# Task requirements
Print all of the entries exactly, minus the pictures.
-- begin Listed records --
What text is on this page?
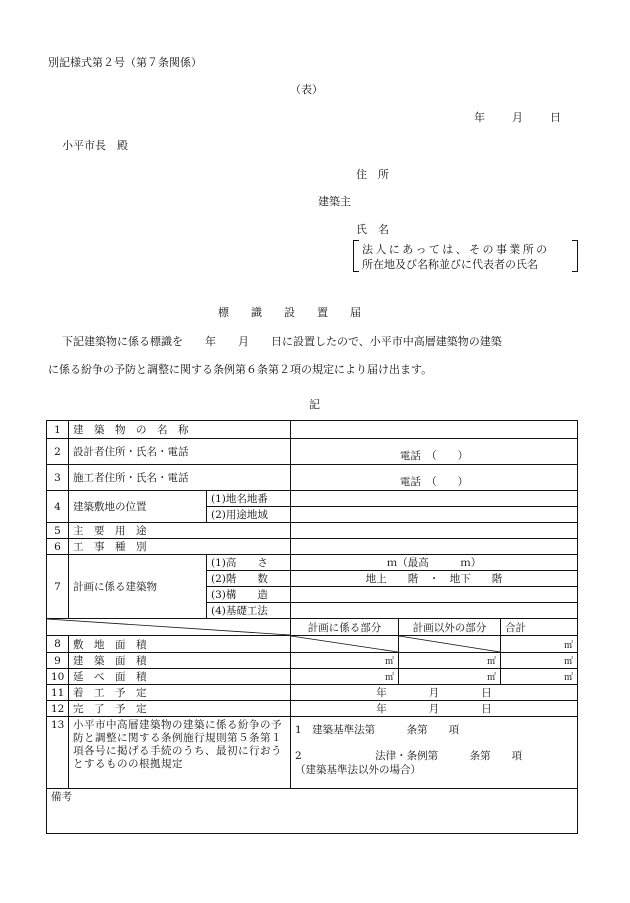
別記様式第２号（第７条関係）
（表）
年 月 日
小平市長　殿
住　所
建築主
氏　名
法人にあっては、その事業所の
所在地及び名称並びに代表者の氏名
標　　識　　設　　置　　届
下記建築物に係る標識を　　年　　月　　日に設置したので、小平市中高層建築物の建築
に係る紛争の予防と調整に関する条例第６条第２項の規定により届け出ます。
記
1	建　築　物　の　名　称				
2	設計者住所・氏名・電話		電話　（　　）		
3	施工者住所・氏名・電話		電話　（　　）		
4	建築敷地の位置	(1)地名地番			
		(2)用途地域			
5	主　要　用　途				
6	工　事　種　別				
7	計画に係る建築物	(1)高　　さ	ｍ（最高　　　ｍ）		
		(2)階　　数	地上　　階　・　地下　　階		
		(3)構　　造			
		(4)基礎工法			

	計画に係る部分	計画以外の部分	合計
8	敷　地　面　積				㎡
9	建　築　面　積		㎡	㎡	㎡
10	延　べ　面　積		㎡	㎡	㎡
11	着　工　予　定		年　　　　月　　　　日		
12	完　了　予　定		年　　　　月　　　　日		
13	小平市中高層建築物の建築に係る紛争の予防と調整に関する条例施行規則第５条第１項各号に掲げる手続のうち、最初に行おうとするものの根拠規定		1　建築基準法第　　　条第　　項
2　　　　　　　法律・条例第　　　条第　　項
（建築基準法以外の場合）		

備考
-- end Listed records --
# Task answer
What text is on this page?
別記様式第２号（第７条関係）
（表）
年 月 日
小平市長　殿
住　所
建築主
氏　名
法人にあっては、その事業所の
所在地及び名称並びに代表者の氏名
標　　識　　設　　置　　届
下記建築物に係る標識を　　年　　月　　日に設置したので、小平市中高層建築物の建築
に係る紛争の予防と調整に関する条例第６条第２項の規定により届け出ます。
記
1	建　築　物　の　名　称				
2	設計者住所・氏名・電話		電話　（　　）		
3	施工者住所・氏名・電話		電話　（　　）		
4	建築敷地の位置	(1)地名地番			
		(2)用途地域			
5	主　要　用　途				
6	工　事　種　別				
7	計画に係る建築物	(1)高　　さ	ｍ（最高　　　ｍ）		
		(2)階　　数	地上　　階　・　地下　　階		
		(3)構　　造			
		(4)基礎工法			

	計画に係る部分	計画以外の部分	合計
8	敷　地　面　積				㎡
9	建　築　面　積		㎡	㎡	㎡
10	延　べ　面　積		㎡	㎡	㎡
11	着　工　予　定		年　　　　月　　　　日		
12	完　了　予　定		年　　　　月　　　　日		
13	小平市中高層建築物の建築に係る紛争の予防と調整に関する条例施行規則第５条第１項各号に掲げる手続のうち、最初に行おうとするものの根拠規定		1　建築基準法第　　　条第　　項
2　　　　　　　法律・条例第　　　条第　　項
（建築基準法以外の場合）		

備考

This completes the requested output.